* Start MATERIAL FOR THIS TASK *

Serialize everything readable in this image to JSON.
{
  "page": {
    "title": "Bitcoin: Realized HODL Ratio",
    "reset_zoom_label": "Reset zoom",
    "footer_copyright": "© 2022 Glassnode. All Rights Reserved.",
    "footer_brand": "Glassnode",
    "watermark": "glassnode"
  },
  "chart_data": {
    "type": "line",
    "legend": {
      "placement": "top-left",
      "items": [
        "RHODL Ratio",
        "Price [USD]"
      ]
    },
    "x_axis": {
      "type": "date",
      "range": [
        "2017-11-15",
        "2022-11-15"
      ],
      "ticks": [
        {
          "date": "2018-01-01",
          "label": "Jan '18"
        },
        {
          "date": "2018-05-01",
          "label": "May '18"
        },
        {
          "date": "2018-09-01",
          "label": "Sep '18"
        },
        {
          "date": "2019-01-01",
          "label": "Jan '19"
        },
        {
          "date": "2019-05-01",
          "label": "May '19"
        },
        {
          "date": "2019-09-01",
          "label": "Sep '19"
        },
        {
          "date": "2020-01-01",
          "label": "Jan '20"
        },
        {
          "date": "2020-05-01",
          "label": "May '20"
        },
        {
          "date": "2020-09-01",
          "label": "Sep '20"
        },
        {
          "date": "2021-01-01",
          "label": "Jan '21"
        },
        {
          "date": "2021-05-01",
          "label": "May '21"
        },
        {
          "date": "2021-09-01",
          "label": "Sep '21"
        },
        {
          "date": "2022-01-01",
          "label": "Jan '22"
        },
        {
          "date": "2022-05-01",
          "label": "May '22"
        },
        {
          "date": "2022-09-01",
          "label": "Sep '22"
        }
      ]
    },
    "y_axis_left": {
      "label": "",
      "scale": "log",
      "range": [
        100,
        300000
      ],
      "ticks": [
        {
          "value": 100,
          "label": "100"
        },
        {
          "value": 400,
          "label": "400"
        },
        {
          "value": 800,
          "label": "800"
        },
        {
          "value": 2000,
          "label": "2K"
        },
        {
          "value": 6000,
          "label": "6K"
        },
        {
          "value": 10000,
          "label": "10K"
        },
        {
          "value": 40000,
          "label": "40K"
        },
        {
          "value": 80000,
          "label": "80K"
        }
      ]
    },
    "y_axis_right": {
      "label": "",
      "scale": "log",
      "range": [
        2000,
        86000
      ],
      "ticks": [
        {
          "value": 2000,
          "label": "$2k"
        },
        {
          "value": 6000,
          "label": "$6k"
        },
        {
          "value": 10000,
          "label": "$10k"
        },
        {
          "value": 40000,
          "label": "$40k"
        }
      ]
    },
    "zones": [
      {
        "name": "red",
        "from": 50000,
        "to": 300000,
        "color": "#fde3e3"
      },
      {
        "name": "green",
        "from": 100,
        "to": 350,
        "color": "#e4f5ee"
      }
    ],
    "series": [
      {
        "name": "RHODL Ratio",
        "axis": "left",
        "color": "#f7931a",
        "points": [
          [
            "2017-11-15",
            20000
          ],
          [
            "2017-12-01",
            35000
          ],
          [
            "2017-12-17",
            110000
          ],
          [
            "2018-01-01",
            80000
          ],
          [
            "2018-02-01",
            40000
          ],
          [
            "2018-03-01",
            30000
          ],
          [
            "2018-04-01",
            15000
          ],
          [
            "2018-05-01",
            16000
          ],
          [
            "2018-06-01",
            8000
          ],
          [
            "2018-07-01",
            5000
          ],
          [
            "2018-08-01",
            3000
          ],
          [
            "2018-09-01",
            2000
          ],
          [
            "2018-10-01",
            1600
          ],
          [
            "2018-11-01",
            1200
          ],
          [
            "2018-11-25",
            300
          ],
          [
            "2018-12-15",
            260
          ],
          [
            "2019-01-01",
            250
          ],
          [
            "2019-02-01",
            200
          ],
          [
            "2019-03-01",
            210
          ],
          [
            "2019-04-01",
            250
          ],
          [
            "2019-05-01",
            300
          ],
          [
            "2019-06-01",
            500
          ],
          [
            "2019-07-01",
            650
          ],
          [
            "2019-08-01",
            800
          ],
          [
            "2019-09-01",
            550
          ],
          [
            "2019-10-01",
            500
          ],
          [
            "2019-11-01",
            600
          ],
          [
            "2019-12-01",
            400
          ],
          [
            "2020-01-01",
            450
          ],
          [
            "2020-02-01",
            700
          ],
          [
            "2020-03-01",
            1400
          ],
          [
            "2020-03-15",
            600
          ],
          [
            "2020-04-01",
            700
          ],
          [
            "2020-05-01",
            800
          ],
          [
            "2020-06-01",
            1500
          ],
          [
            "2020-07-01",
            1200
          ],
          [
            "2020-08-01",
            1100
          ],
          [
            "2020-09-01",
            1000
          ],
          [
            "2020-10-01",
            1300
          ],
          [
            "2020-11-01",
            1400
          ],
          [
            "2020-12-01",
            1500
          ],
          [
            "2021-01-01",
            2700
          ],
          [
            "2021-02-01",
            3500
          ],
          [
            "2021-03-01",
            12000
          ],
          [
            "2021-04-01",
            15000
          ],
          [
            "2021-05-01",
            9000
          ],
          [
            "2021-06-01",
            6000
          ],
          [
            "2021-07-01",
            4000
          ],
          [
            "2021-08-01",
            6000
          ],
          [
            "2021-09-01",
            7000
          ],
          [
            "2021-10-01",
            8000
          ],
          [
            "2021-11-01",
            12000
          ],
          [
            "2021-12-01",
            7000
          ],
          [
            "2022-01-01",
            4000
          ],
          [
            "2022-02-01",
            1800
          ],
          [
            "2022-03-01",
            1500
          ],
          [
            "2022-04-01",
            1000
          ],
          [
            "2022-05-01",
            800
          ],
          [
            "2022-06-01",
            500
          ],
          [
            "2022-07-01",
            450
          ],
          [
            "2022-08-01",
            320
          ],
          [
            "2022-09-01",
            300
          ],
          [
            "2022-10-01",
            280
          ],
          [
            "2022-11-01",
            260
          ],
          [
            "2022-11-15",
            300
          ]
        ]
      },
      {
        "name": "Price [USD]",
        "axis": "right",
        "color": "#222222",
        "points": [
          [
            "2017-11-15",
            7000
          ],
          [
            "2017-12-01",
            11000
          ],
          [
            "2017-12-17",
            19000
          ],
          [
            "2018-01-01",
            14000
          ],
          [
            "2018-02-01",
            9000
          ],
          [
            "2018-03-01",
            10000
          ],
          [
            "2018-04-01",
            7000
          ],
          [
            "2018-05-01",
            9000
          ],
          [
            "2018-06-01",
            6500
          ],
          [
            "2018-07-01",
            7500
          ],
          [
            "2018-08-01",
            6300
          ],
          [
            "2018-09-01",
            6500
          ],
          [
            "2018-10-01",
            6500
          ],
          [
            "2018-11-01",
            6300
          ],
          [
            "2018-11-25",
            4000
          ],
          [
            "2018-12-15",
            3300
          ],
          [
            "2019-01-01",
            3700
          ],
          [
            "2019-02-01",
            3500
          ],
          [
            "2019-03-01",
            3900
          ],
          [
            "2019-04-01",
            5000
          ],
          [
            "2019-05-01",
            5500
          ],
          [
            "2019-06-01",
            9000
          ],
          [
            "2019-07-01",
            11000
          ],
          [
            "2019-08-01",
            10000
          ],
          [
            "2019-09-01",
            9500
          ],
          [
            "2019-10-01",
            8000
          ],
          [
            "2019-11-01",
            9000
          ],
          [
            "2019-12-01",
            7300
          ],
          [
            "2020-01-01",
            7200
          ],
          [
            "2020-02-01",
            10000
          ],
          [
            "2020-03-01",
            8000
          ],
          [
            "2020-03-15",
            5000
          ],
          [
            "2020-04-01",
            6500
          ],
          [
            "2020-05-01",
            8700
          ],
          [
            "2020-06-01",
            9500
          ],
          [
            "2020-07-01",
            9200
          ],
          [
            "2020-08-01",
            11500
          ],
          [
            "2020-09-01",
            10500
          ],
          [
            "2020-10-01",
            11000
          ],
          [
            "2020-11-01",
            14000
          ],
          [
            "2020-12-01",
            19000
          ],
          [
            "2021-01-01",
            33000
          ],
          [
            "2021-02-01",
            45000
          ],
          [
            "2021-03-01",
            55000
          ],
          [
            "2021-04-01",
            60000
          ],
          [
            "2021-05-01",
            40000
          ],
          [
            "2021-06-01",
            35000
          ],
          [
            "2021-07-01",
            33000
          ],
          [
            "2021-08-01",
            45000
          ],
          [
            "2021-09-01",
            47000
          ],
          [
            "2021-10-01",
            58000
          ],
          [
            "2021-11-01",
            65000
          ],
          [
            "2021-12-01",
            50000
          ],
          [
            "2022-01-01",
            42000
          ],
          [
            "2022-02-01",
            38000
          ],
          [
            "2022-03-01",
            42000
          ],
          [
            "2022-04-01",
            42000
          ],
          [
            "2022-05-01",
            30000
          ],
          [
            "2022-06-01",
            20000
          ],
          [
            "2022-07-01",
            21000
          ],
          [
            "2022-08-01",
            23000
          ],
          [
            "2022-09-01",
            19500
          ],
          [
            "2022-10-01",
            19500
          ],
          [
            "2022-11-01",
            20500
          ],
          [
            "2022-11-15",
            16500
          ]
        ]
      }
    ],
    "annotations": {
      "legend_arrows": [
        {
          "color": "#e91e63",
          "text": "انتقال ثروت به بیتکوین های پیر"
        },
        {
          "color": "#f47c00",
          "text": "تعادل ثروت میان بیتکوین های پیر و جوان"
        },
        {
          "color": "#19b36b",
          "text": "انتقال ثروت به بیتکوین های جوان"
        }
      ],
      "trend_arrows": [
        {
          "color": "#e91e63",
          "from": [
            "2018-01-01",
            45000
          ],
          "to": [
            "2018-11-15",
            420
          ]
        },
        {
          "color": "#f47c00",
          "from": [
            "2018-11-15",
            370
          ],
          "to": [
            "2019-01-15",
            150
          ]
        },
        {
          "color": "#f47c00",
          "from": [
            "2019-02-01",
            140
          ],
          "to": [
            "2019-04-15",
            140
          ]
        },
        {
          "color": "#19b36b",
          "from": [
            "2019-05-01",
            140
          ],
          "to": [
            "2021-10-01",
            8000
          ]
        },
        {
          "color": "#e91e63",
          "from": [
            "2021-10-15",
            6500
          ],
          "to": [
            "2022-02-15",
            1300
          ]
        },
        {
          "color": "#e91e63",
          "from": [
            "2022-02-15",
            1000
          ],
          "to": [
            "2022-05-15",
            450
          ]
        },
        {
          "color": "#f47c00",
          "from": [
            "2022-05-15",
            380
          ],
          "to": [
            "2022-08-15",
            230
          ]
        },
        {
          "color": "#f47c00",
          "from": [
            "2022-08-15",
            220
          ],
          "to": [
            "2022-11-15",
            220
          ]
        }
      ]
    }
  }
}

* End MATERIAL FOR THIS TASK *

[WHAT YOU SHOULD DO] In the entries above, find lines with "انتقال" and copy each.

[SOLUTION]
          "text": "انتقال ثروت به بیتکوین های پیر"
          "text": "انتقال ثروت به بیتکوین های جوان"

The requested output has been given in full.